Every line of the material that follows must be printed again exactly.
* Start EXERCISE DATA *
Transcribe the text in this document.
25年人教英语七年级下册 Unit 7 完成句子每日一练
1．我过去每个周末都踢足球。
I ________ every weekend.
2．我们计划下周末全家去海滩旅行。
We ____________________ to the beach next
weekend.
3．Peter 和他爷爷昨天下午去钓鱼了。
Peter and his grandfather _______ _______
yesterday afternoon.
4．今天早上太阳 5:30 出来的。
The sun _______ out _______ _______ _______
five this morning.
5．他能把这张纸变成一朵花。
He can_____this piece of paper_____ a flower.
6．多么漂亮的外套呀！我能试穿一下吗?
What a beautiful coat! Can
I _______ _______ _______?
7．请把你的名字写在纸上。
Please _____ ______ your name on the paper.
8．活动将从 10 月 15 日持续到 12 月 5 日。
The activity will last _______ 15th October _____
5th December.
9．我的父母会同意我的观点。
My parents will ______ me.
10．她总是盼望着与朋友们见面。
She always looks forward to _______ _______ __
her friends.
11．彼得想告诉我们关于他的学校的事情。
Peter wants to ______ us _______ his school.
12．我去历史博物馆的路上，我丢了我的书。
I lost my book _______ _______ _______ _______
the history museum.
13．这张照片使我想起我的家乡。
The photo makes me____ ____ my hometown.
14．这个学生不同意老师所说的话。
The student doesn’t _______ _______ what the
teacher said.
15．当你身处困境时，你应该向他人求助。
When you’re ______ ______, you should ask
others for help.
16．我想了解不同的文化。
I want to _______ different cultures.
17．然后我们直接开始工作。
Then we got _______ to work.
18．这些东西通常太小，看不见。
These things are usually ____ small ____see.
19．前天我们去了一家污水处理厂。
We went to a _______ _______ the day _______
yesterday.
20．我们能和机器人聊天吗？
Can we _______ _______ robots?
* End EXERCISE DATA *
### RESULT
Transcribe the text in this document.
25年人教英语七年级下册 Unit 7 完成句子每日一练
1．我过去每个周末都踢足球。
I ________ every weekend.
2．我们计划下周末全家去海滩旅行。
We ____________________ to the beach next
weekend.
3．Peter 和他爷爷昨天下午去钓鱼了。
Peter and his grandfather _______ _______
yesterday afternoon.
4．今天早上太阳 5:30 出来的。
The sun _______ out _______ _______ _______
five this morning.
5．他能把这张纸变成一朵花。
He can_____this piece of paper_____ a flower.
6．多么漂亮的外套呀！我能试穿一下吗?
What a beautiful coat! Can
I _______ _______ _______?
7．请把你的名字写在纸上。
Please _____ ______ your name on the paper.
8．活动将从 10 月 15 日持续到 12 月 5 日。
The activity will last _______ 15th October _____
5th December.
9．我的父母会同意我的观点。
My parents will ______ me.
10．她总是盼望着与朋友们见面。
She always looks forward to _______ _______ __
her friends.
11．彼得想告诉我们关于他的学校的事情。
Peter wants to ______ us _______ his school.
12．我去历史博物馆的路上，我丢了我的书。
I lost my book _______ _______ _______ _______
the history museum.
13．这张照片使我想起我的家乡。
The photo makes me____ ____ my hometown.
14．这个学生不同意老师所说的话。
The student doesn’t _______ _______ what the
teacher said.
15．当你身处困境时，你应该向他人求助。
When you’re ______ ______, you should ask
others for help.
16．我想了解不同的文化。
I want to _______ different cultures.
17．然后我们直接开始工作。
Then we got _______ to work.
18．这些东西通常太小，看不见。
These things are usually ____ small ____see.
19．前天我们去了一家污水处理厂。
We went to a _______ _______ the day _______
yesterday.
20．我们能和机器人聊天吗？
Can we _______ _______ robots?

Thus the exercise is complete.